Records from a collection
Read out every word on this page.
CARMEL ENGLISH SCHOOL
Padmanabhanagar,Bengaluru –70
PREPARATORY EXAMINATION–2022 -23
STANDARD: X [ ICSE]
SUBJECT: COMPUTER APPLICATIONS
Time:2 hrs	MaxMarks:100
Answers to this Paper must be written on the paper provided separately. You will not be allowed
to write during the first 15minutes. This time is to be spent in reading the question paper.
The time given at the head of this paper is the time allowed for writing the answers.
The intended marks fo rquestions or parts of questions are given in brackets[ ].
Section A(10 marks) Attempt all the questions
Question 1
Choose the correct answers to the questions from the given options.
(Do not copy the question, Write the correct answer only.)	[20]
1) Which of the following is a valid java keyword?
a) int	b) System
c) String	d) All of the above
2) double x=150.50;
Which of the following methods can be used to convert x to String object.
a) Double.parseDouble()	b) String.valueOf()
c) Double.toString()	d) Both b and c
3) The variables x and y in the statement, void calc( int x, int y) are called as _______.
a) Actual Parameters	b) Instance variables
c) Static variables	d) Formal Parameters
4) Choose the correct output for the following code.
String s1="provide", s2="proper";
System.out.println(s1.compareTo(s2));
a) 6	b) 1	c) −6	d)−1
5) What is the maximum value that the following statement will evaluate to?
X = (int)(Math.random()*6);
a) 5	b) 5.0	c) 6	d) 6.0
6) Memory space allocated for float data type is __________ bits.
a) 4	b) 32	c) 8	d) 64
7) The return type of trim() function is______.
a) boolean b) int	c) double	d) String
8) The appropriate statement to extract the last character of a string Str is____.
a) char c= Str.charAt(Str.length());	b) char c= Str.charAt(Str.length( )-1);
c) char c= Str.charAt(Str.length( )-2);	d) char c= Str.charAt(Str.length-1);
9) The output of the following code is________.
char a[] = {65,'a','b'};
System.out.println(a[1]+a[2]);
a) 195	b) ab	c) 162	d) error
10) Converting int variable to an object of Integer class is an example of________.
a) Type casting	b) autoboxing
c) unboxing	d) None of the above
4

Work required
Which lines contain the word "statement"? Copy each of them.

Response to this task
3) The variables x and y in the statement, void calc( int x, int y) are called as _______.
5) What is the maximum value that the following statement will evaluate to?
8) The appropriate statement to extract the last character of a string Str is____.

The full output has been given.